▶ _What is needed_
Pull out from the material below all lines with "marker".
(Information given Opens)
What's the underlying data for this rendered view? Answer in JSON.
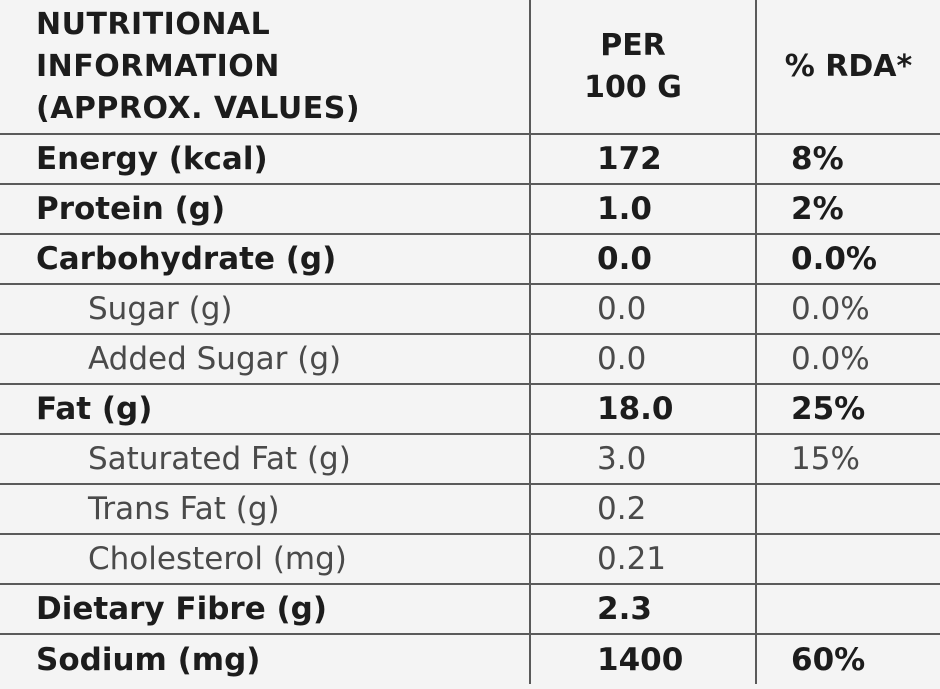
{
  "header": {
    "name_line1": "NUTRITIONAL",
    "name_line2": "INFORMATION",
    "name_line3": "(APPROX. VALUES)",
    "per_line1": "PER",
    "per_line2": "100 G",
    "rda": "% RDA*"
  },
  "rows": [
    {
      "name": "Energy (kcal)",
      "per_100g": "172",
      "rda": "8%",
      "sub": false
    },
    {
      "name": "Protein (g)",
      "per_100g": "1.0",
      "rda": "2%",
      "sub": false
    },
    {
      "name": "Carbohydrate (g)",
      "per_100g": "0.0",
      "rda": "0.0%",
      "sub": false
    },
    {
      "name": "Sugar (g)",
      "per_100g": "0.0",
      "rda": "0.0%",
      "sub": true
    },
    {
      "name": "Added Sugar (g)",
      "per_100g": "0.0",
      "rda": "0.0%",
      "sub": true
    },
    {
      "name": "Fat (g)",
      "per_100g": "18.0",
      "rda": "25%",
      "sub": false
    },
    {
      "name": "Saturated Fat (g)",
      "per_100g": "3.0",
      "rda": "15%",
      "sub": true
    },
    {
      "name": "Trans Fat (g)",
      "per_100g": "0.2",
      "rda": "",
      "sub": true
    },
    {
      "name": "Cholesterol (mg)",
      "per_100g": "0.21",
      "rda": "",
      "sub": true
    },
    {
      "name": "Dietary Fibre (g)",
      "per_100g": "2.3",
      "rda": "",
      "sub": false
    },
    {
      "name": "Sodium (mg)",
      "per_100g": "1400",
      "rda": "60%",
      "sub": false
    }
  ]
}
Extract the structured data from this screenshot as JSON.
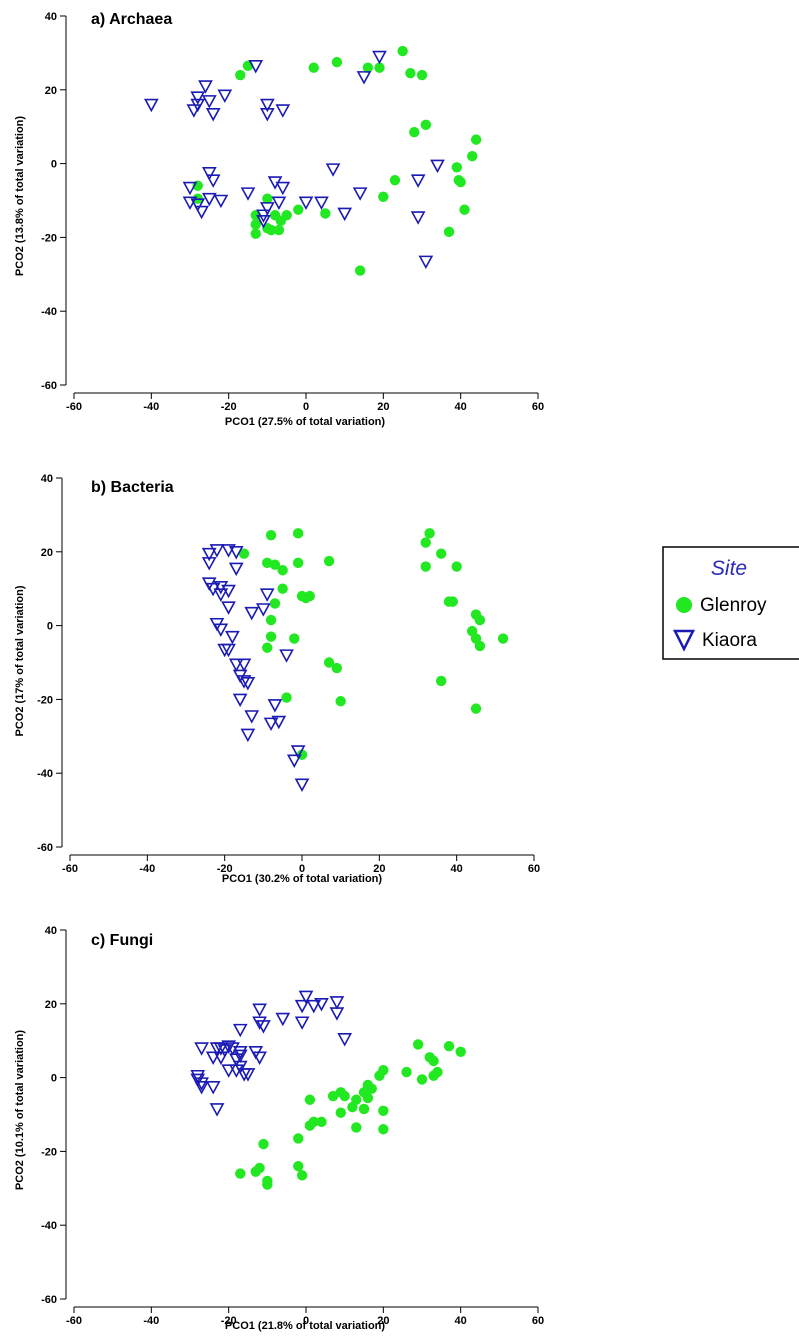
{
  "legend": {
    "title": "Site",
    "entries": [
      {
        "label": "Glenroy",
        "marker": "filled-circle",
        "color": "#22e822"
      },
      {
        "label": "Kiaora",
        "marker": "open-down-triangle",
        "color": "#1a1ab4"
      }
    ]
  },
  "chart_data": [
    {
      "type": "scatter",
      "title": "a) Archaea",
      "xlabel": "PCO1 (27.5% of total variation)",
      "ylabel": "PCO2 (13.8% of total variation)",
      "xlim": [
        -60,
        60
      ],
      "ylim": [
        -60,
        40
      ],
      "xticks": [
        "-60",
        "-40",
        "-20",
        "0",
        "20",
        "40",
        "60"
      ],
      "yticks": [
        "-60",
        "-40",
        "-20",
        "0",
        "20",
        "40"
      ],
      "grid": false,
      "series": [
        {
          "name": "Glenroy",
          "points": [
            [
              -15,
              26.5
            ],
            [
              -17,
              24
            ],
            [
              2,
              26
            ],
            [
              8,
              27.5
            ],
            [
              16,
              26
            ],
            [
              19,
              26
            ],
            [
              25,
              30.5
            ],
            [
              27,
              24.5
            ],
            [
              30,
              24
            ],
            [
              28,
              8.5
            ],
            [
              31,
              10.5
            ],
            [
              44,
              6.5
            ],
            [
              43,
              2
            ],
            [
              39,
              -1
            ],
            [
              39.5,
              -4.5
            ],
            [
              40,
              -5
            ],
            [
              41,
              -12.5
            ],
            [
              37,
              -18.5
            ],
            [
              23,
              -4.5
            ],
            [
              20,
              -9
            ],
            [
              14,
              -29
            ],
            [
              5,
              -13.5
            ],
            [
              -2,
              -12.5
            ],
            [
              -5,
              -14
            ],
            [
              -6.5,
              -15.5
            ],
            [
              -8,
              -14
            ],
            [
              -10,
              -9.5
            ],
            [
              -13,
              -14
            ],
            [
              -13,
              -16.5
            ],
            [
              -13,
              -19
            ],
            [
              -9,
              -18
            ],
            [
              -7,
              -18
            ],
            [
              -10,
              -17.5
            ],
            [
              -28,
              -6
            ],
            [
              -28,
              -9.5
            ]
          ]
        },
        {
          "name": "Kiaora",
          "points": [
            [
              -40,
              16
            ],
            [
              -28,
              18
            ],
            [
              -28,
              16
            ],
            [
              -29,
              14.5
            ],
            [
              -26,
              21
            ],
            [
              -25,
              17
            ],
            [
              -24,
              13.5
            ],
            [
              -21,
              18.5
            ],
            [
              -13,
              26.5
            ],
            [
              -10,
              16
            ],
            [
              -10,
              13.5
            ],
            [
              -6,
              14.5
            ],
            [
              15,
              23.5
            ],
            [
              19,
              29
            ],
            [
              -25,
              -2.5
            ],
            [
              -24,
              -4.5
            ],
            [
              -30,
              -6.5
            ],
            [
              -30,
              -10.5
            ],
            [
              -28,
              -11
            ],
            [
              -27,
              -13
            ],
            [
              -25,
              -9.5
            ],
            [
              -22,
              -10
            ],
            [
              -15,
              -8
            ],
            [
              -10,
              -12
            ],
            [
              -11,
              -14
            ],
            [
              -11,
              -15.5
            ],
            [
              -8,
              -5
            ],
            [
              -6,
              -6.5
            ],
            [
              -7,
              -10.5
            ],
            [
              0,
              -10.5
            ],
            [
              4,
              -10.5
            ],
            [
              7,
              -1.5
            ],
            [
              10,
              -13.5
            ],
            [
              14,
              -8
            ],
            [
              29,
              -4.5
            ],
            [
              29,
              -14.5
            ],
            [
              31,
              -26.5
            ],
            [
              34,
              -0.5
            ]
          ]
        }
      ]
    },
    {
      "type": "scatter",
      "title": "b) Bacteria",
      "xlabel": "PCO1 (30.2% of total variation)",
      "ylabel": "PCO2 (17% of total variation)",
      "xlim": [
        -60,
        60
      ],
      "ylim": [
        -60,
        40
      ],
      "xticks": [
        "-60",
        "-40",
        "-20",
        "0",
        "20",
        "40",
        "60"
      ],
      "yticks": [
        "-60",
        "-40",
        "-20",
        "0",
        "20",
        "40"
      ],
      "grid": false,
      "series": [
        {
          "name": "Glenroy",
          "points": [
            [
              -15,
              19.5
            ],
            [
              -8,
              24.5
            ],
            [
              -1,
              25
            ],
            [
              -9,
              17
            ],
            [
              -7,
              16.5
            ],
            [
              -5,
              15
            ],
            [
              -1,
              17
            ],
            [
              7,
              17.5
            ],
            [
              -5,
              10
            ],
            [
              -7,
              6
            ],
            [
              0,
              8
            ],
            [
              1,
              7.5
            ],
            [
              2,
              8
            ],
            [
              -8,
              1.5
            ],
            [
              -8,
              -3
            ],
            [
              -9,
              -6
            ],
            [
              -2,
              -3.5
            ],
            [
              -4,
              -19.5
            ],
            [
              7,
              -10
            ],
            [
              9,
              -11.5
            ],
            [
              10,
              -20.5
            ],
            [
              0,
              -35
            ],
            [
              32,
              22.5
            ],
            [
              33,
              25
            ],
            [
              36,
              19.5
            ],
            [
              40,
              16
            ],
            [
              32,
              16
            ],
            [
              38,
              6.5
            ],
            [
              39,
              6.5
            ],
            [
              44,
              -1.5
            ],
            [
              45,
              -3.5
            ],
            [
              45,
              3
            ],
            [
              46,
              1.5
            ],
            [
              46,
              -5.5
            ],
            [
              52,
              -3.5
            ],
            [
              36,
              -15
            ],
            [
              45,
              -22.5
            ]
          ]
        },
        {
          "name": "Kiaora",
          "points": [
            [
              -24,
              19.5
            ],
            [
              -22,
              20.5
            ],
            [
              -19,
              20.5
            ],
            [
              -17,
              20
            ],
            [
              -24,
              17
            ],
            [
              -17,
              15.5
            ],
            [
              -24,
              11.5
            ],
            [
              -23,
              10
            ],
            [
              -21,
              10.5
            ],
            [
              -19,
              9.5
            ],
            [
              -21,
              8.5
            ],
            [
              -9,
              8.5
            ],
            [
              -19,
              5
            ],
            [
              -13,
              3.5
            ],
            [
              -10,
              4.5
            ],
            [
              -22,
              0.5
            ],
            [
              -21,
              -1
            ],
            [
              -18,
              -3
            ],
            [
              -20,
              -6.5
            ],
            [
              -19,
              -6.5
            ],
            [
              -4,
              -8
            ],
            [
              -17,
              -10.5
            ],
            [
              -15,
              -10.5
            ],
            [
              -16,
              -13.5
            ],
            [
              -15,
              -15
            ],
            [
              -14,
              -15.5
            ],
            [
              -16,
              -20
            ],
            [
              -7,
              -21.5
            ],
            [
              -13,
              -24.5
            ],
            [
              -8,
              -26.5
            ],
            [
              -6,
              -26
            ],
            [
              -14,
              -29.5
            ],
            [
              -1,
              -34
            ],
            [
              -2,
              -36.5
            ],
            [
              0,
              -43
            ]
          ]
        }
      ]
    },
    {
      "type": "scatter",
      "title": "c) Fungi",
      "xlabel": "PCO1 (21.8% of total variation)",
      "ylabel": "PCO2 (10.1% of total variation)",
      "xlim": [
        -60,
        60
      ],
      "ylim": [
        -60,
        40
      ],
      "xticks": [
        "-60",
        "-40",
        "-20",
        "0",
        "20",
        "40",
        "60"
      ],
      "yticks": [
        "-60",
        "-40",
        "-20",
        "0",
        "20",
        "40"
      ],
      "grid": false,
      "series": [
        {
          "name": "Glenroy",
          "points": [
            [
              29,
              9
            ],
            [
              37,
              8.5
            ],
            [
              40,
              7
            ],
            [
              32,
              5.5
            ],
            [
              33,
              4.5
            ],
            [
              26,
              1.5
            ],
            [
              34,
              1.5
            ],
            [
              33,
              0.5
            ],
            [
              30,
              -0.5
            ],
            [
              20,
              2
            ],
            [
              19,
              0.5
            ],
            [
              17,
              -3
            ],
            [
              16,
              -2
            ],
            [
              15,
              -4
            ],
            [
              16,
              -5.5
            ],
            [
              13,
              -6
            ],
            [
              15,
              -8.5
            ],
            [
              12,
              -8
            ],
            [
              9,
              -4
            ],
            [
              9,
              -9.5
            ],
            [
              7,
              -5
            ],
            [
              10,
              -5
            ],
            [
              1,
              -6
            ],
            [
              20,
              -9
            ],
            [
              20,
              -14
            ],
            [
              13,
              -13.5
            ],
            [
              4,
              -12
            ],
            [
              2,
              -12
            ],
            [
              1,
              -13
            ],
            [
              -2,
              -16.5
            ],
            [
              -11,
              -18
            ],
            [
              -17,
              -26
            ],
            [
              -13,
              -25.5
            ],
            [
              -12,
              -24.5
            ],
            [
              -2,
              -24
            ],
            [
              -10,
              -28
            ],
            [
              -10,
              -29
            ],
            [
              -1,
              -26.5
            ]
          ]
        },
        {
          "name": "Kiaora",
          "points": [
            [
              0,
              22
            ],
            [
              -1,
              19.5
            ],
            [
              2,
              19.5
            ],
            [
              8,
              20.5
            ],
            [
              8,
              17.5
            ],
            [
              -1,
              15
            ],
            [
              4,
              20
            ],
            [
              -6,
              16
            ],
            [
              -12,
              18.5
            ],
            [
              -12,
              15
            ],
            [
              -11,
              14
            ],
            [
              -17,
              13
            ],
            [
              -20,
              8.5
            ],
            [
              -22,
              8
            ],
            [
              -19,
              8
            ],
            [
              -21,
              7.5
            ],
            [
              -17,
              7
            ],
            [
              -27,
              8
            ],
            [
              -23,
              8
            ],
            [
              -22,
              5.5
            ],
            [
              -18,
              5
            ],
            [
              -17,
              6
            ],
            [
              -13,
              7
            ],
            [
              -12,
              5.5
            ],
            [
              -24,
              5.5
            ],
            [
              -20,
              2
            ],
            [
              -18,
              2
            ],
            [
              -16,
              1
            ],
            [
              -17,
              3
            ],
            [
              -28,
              0.5
            ],
            [
              -28,
              -0.5
            ],
            [
              -27,
              -1.5
            ],
            [
              -27,
              -2.5
            ],
            [
              -24,
              -2.5
            ],
            [
              -23,
              -8.5
            ],
            [
              -15,
              1
            ],
            [
              10,
              10.5
            ]
          ]
        }
      ]
    }
  ]
}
(Information given Closes)
▶ _Output for this task_
        "marker": "filled-circle",
        "marker": "open-down-triangle",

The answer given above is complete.